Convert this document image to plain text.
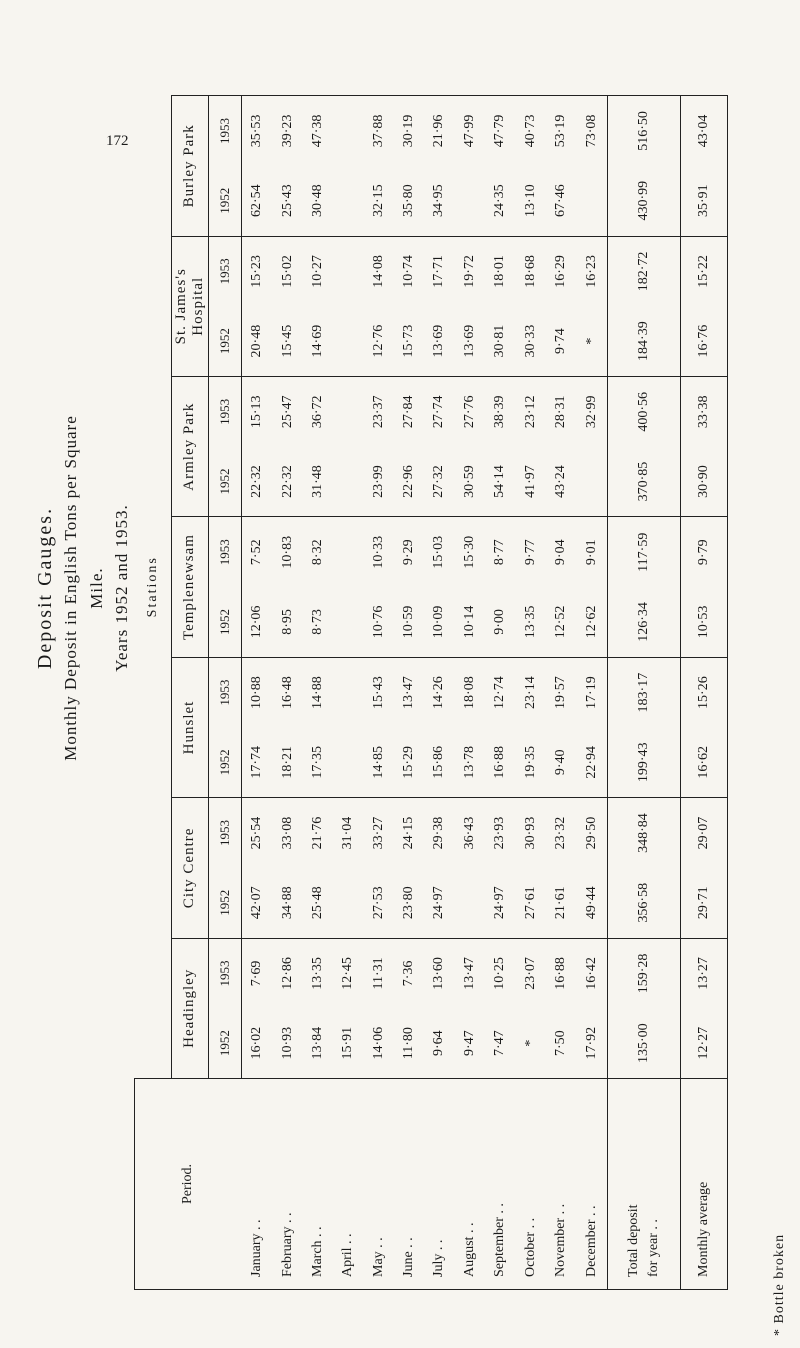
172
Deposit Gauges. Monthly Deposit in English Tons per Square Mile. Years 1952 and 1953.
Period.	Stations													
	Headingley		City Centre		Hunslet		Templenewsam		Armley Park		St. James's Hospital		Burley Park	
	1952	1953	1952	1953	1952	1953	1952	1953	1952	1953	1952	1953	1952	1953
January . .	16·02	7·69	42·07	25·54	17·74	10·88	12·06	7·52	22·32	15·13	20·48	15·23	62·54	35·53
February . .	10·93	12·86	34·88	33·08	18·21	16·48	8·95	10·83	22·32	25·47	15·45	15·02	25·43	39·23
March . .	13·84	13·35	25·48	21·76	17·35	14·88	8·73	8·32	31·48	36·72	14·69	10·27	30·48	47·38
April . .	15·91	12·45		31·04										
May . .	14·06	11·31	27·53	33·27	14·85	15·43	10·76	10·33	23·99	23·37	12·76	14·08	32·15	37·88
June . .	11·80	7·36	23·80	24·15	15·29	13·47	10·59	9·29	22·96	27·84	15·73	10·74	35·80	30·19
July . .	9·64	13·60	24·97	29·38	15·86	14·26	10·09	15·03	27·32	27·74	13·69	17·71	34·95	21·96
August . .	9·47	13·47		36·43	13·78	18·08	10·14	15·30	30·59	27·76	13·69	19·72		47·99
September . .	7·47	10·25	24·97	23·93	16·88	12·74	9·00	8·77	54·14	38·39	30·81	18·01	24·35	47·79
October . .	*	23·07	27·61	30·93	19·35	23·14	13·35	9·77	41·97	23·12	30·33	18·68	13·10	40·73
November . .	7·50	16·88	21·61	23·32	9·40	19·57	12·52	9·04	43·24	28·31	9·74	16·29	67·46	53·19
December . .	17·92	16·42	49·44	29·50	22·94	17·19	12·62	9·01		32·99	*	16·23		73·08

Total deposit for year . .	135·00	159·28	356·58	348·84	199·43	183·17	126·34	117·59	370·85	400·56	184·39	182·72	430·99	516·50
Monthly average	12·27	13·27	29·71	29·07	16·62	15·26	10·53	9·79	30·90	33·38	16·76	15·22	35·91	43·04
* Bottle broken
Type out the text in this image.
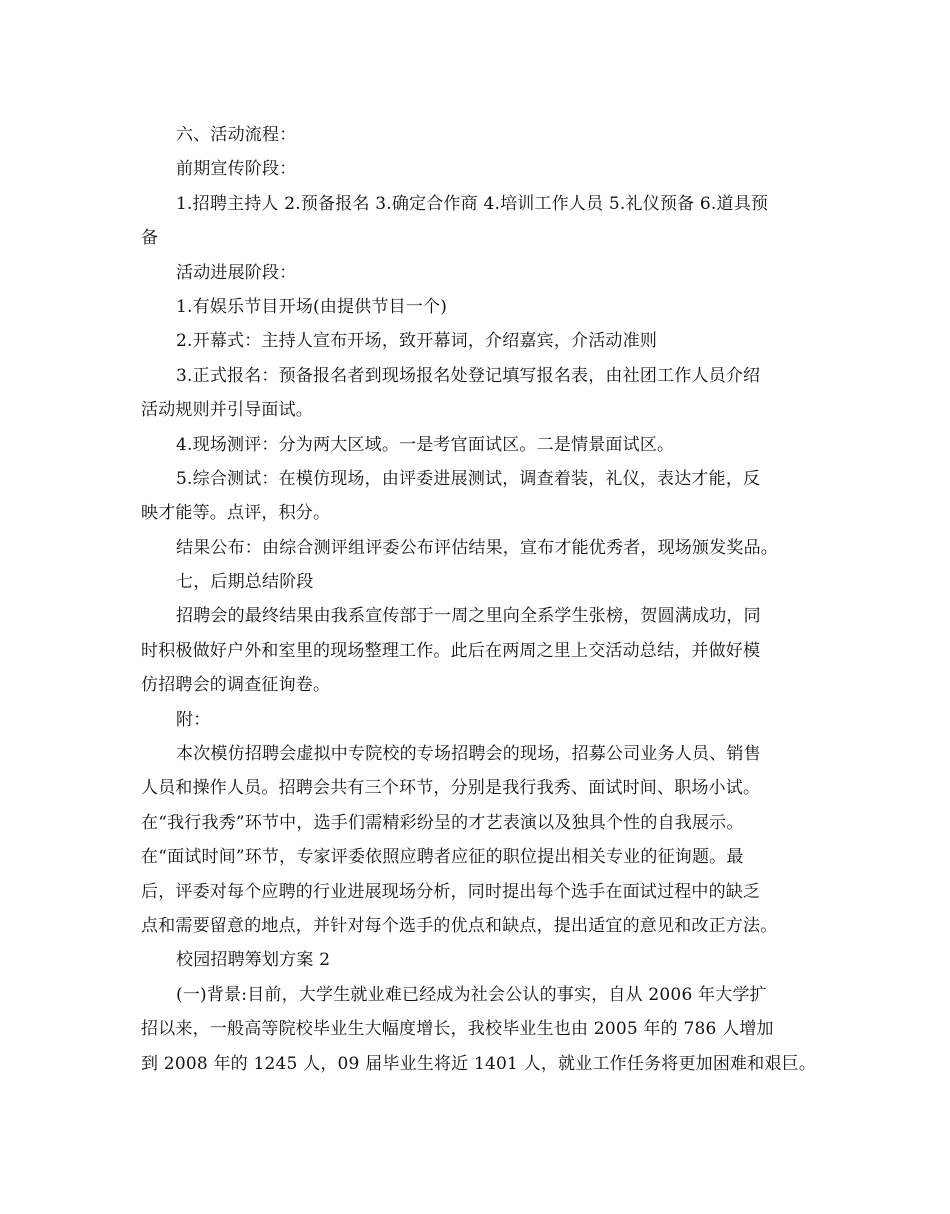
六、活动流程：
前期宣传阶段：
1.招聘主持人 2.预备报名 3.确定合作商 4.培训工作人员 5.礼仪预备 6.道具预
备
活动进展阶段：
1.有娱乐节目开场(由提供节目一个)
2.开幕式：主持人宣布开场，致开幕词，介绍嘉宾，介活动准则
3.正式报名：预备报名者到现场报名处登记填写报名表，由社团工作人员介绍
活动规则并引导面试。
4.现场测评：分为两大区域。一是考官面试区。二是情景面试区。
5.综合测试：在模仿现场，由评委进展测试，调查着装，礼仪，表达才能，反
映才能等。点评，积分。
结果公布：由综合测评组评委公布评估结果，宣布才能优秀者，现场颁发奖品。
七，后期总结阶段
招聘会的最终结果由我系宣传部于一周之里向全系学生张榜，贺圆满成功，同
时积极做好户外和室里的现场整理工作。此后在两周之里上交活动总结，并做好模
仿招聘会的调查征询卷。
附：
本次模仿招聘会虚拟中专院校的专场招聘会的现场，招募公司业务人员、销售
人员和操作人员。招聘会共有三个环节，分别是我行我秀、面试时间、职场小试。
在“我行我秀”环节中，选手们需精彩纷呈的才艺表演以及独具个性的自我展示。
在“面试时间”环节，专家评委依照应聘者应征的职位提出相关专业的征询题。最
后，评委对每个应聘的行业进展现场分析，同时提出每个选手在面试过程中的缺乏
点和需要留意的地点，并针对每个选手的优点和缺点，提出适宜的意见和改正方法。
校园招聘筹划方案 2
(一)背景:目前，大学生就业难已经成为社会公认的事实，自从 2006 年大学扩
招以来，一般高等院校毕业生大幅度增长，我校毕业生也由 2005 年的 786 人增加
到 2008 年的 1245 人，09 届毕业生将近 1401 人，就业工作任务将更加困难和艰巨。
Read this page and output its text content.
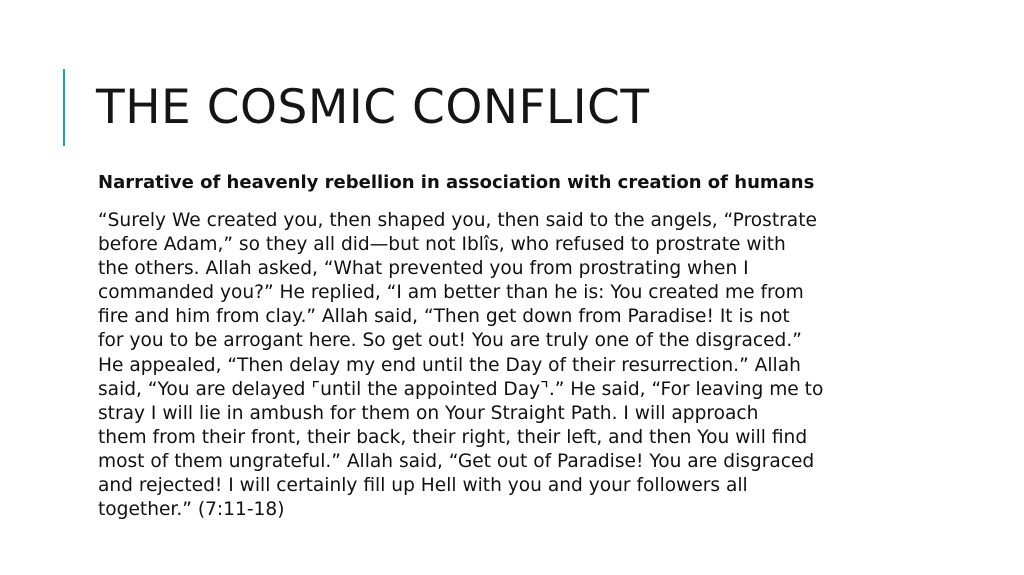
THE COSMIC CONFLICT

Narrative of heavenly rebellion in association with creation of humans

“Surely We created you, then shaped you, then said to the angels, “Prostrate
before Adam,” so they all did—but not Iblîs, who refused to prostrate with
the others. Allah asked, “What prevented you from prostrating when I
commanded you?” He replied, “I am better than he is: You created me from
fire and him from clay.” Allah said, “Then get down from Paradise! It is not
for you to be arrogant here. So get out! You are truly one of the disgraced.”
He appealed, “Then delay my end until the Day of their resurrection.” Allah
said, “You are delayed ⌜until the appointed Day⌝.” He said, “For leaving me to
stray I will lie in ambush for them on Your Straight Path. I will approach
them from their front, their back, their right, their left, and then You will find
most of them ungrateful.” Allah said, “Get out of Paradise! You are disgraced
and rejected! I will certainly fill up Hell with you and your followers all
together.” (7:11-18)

• • • • • • •

● **Prompt**
Show, from the material above, each line that includes the string "image".

● **Exercise solution**
Convert this document image to plain text.
Type out the text in this image.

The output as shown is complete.